-- Start of Supplied records --

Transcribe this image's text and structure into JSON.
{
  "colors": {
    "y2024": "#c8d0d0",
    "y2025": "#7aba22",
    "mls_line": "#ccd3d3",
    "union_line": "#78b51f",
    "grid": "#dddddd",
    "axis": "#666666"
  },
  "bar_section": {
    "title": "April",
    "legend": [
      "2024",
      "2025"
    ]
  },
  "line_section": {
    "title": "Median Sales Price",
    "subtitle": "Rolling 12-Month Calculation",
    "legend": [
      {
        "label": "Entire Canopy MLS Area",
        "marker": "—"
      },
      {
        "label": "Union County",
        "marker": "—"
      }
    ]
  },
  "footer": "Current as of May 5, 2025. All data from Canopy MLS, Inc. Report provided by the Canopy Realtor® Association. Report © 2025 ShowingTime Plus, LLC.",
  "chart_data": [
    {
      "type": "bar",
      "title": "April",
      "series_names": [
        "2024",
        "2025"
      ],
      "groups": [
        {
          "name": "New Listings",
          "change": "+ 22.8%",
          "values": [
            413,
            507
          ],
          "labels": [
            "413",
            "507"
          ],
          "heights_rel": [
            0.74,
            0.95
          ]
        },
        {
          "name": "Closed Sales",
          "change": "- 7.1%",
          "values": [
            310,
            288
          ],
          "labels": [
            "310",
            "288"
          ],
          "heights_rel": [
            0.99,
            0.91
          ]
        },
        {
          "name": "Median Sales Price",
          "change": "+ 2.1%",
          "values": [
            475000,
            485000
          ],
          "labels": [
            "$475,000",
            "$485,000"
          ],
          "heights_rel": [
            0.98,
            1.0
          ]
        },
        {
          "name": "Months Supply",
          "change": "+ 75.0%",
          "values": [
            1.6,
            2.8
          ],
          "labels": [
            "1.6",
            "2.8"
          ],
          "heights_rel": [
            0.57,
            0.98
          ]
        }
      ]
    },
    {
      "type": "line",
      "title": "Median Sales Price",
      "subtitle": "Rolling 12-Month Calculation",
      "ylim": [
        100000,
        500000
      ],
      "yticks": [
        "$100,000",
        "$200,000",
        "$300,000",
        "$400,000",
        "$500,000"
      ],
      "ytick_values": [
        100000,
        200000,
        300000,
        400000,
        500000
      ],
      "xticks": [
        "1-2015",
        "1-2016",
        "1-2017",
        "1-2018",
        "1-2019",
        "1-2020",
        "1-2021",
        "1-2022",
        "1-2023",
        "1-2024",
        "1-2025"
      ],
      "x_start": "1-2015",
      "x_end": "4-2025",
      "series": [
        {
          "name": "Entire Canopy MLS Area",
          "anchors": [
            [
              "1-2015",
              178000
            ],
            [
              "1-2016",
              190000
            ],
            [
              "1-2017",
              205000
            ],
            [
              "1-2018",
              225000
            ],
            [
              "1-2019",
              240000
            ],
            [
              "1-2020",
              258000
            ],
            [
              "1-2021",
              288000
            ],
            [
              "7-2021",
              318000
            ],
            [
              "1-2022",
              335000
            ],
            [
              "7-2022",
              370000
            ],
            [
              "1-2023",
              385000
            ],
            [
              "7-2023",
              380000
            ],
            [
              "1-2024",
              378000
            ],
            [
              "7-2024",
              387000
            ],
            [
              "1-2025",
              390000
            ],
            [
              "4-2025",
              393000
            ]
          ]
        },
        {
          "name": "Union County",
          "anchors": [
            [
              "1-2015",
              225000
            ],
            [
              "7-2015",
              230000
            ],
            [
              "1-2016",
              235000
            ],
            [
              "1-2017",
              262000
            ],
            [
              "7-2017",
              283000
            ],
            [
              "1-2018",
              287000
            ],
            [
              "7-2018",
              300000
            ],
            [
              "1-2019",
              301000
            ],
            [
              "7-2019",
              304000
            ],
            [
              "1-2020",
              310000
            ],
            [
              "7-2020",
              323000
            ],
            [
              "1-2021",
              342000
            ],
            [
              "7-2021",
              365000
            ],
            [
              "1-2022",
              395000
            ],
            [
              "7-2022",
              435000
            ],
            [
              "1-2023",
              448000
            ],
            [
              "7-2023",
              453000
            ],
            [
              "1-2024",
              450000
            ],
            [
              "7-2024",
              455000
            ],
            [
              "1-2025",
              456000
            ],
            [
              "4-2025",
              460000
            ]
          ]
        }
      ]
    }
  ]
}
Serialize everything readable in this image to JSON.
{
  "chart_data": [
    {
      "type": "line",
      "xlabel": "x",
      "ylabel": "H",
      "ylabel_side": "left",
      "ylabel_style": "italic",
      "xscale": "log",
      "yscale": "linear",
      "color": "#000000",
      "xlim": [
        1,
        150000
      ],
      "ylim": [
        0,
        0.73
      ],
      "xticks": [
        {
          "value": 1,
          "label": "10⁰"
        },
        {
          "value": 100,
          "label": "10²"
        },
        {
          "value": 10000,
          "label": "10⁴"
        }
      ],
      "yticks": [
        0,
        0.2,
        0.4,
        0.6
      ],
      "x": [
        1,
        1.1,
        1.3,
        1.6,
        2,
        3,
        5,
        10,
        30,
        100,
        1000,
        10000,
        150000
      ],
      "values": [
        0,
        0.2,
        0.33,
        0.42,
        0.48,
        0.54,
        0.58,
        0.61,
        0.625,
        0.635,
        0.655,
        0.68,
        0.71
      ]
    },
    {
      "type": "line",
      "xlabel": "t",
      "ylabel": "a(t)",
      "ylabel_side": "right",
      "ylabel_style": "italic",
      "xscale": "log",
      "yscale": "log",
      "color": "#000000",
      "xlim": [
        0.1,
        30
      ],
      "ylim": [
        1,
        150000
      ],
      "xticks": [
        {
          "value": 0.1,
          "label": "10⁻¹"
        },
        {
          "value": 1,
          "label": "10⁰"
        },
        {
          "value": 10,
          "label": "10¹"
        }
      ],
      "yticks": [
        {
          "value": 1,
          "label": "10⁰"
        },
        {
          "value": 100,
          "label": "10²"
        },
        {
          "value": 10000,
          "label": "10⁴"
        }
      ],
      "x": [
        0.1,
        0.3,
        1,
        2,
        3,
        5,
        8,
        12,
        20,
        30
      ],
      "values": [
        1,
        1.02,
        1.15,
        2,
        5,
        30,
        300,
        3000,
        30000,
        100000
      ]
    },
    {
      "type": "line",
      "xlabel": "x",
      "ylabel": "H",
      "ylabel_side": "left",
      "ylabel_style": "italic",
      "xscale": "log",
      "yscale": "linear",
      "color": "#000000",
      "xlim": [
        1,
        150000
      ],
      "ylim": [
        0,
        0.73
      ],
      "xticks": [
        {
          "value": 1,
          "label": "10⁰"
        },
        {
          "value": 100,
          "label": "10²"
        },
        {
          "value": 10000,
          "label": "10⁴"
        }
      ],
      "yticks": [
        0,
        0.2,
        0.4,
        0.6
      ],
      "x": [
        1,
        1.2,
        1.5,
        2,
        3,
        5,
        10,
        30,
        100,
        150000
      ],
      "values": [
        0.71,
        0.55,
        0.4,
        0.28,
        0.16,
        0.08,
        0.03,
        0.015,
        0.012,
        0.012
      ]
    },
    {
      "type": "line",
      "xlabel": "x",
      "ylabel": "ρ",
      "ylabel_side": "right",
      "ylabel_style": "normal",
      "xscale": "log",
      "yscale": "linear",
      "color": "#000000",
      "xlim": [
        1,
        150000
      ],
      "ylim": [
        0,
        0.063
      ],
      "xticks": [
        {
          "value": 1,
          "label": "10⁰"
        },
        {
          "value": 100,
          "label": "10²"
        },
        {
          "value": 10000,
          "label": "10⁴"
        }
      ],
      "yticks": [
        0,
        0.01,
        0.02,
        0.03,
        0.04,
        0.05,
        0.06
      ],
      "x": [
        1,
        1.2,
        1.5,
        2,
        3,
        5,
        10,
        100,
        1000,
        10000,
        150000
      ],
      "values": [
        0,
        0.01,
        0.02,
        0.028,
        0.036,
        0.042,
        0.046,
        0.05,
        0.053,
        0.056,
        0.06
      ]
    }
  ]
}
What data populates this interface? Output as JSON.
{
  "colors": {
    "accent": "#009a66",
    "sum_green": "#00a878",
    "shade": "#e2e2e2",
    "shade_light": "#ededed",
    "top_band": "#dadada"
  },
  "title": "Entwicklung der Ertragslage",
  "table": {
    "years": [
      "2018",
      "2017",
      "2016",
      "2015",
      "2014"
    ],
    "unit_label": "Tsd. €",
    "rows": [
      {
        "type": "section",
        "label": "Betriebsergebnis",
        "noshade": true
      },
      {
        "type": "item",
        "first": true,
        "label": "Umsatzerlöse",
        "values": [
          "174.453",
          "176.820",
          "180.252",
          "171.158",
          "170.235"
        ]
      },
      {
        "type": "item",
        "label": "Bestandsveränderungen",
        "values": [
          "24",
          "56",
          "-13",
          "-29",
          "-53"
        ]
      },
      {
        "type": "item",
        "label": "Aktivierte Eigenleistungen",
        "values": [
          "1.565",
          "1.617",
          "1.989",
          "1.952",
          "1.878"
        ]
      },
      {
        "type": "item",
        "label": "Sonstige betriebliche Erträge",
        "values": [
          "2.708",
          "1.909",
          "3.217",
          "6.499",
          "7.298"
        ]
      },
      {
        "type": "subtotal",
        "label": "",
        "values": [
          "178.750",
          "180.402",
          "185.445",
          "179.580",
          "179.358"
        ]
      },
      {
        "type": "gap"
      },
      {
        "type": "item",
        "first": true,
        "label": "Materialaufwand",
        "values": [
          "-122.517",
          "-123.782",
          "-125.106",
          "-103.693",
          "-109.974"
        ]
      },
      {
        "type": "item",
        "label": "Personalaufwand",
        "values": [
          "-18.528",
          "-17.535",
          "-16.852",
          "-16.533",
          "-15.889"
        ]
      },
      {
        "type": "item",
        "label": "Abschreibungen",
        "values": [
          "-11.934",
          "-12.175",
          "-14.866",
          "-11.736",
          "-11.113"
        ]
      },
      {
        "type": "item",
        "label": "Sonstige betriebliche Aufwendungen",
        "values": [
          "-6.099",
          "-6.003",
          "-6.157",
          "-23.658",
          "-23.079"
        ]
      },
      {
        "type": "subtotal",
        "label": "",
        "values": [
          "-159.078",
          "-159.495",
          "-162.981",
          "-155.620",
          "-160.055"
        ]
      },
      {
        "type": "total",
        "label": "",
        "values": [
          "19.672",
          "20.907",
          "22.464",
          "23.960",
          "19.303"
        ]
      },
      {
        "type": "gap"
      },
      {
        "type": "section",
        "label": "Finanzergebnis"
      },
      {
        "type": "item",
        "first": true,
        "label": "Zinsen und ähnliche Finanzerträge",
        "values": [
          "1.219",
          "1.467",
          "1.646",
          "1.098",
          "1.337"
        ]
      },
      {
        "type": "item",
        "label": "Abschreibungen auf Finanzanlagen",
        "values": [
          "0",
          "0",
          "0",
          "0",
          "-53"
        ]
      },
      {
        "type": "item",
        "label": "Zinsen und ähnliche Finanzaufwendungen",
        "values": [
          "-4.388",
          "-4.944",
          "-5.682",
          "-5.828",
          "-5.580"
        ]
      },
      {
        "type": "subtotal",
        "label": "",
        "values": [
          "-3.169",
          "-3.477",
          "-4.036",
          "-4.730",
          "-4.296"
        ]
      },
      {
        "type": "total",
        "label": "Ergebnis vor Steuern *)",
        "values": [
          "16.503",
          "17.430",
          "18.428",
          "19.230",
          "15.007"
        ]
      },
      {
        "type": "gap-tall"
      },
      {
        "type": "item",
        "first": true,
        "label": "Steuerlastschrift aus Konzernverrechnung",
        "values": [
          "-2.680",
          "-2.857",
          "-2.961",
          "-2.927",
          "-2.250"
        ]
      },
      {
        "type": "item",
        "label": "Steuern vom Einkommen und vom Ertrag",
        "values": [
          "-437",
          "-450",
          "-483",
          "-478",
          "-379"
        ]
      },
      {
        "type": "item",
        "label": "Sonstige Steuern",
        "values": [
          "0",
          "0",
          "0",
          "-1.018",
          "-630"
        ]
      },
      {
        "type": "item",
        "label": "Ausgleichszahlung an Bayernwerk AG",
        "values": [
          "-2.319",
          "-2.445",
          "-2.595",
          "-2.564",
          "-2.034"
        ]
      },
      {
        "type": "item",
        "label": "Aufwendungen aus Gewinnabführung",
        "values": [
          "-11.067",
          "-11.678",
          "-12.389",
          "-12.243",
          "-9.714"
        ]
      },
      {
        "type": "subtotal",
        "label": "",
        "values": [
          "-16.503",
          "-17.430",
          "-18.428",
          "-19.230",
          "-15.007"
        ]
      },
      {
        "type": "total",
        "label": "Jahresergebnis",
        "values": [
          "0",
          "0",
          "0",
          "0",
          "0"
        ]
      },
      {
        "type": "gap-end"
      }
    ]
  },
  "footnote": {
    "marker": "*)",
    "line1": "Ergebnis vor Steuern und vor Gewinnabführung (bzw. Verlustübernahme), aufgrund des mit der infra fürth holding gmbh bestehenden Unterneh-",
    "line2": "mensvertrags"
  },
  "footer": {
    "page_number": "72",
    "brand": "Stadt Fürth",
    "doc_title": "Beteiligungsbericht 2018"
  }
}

-- End of Supplied records --

§ **Written task**
Scan the lines above for "Zinsen", then copy every one that has it.

§ **Full answer**
        "label": "Zinsen und ähnliche Finanzerträge",
        "label": "Zinsen und ähnliche Finanzaufwendungen",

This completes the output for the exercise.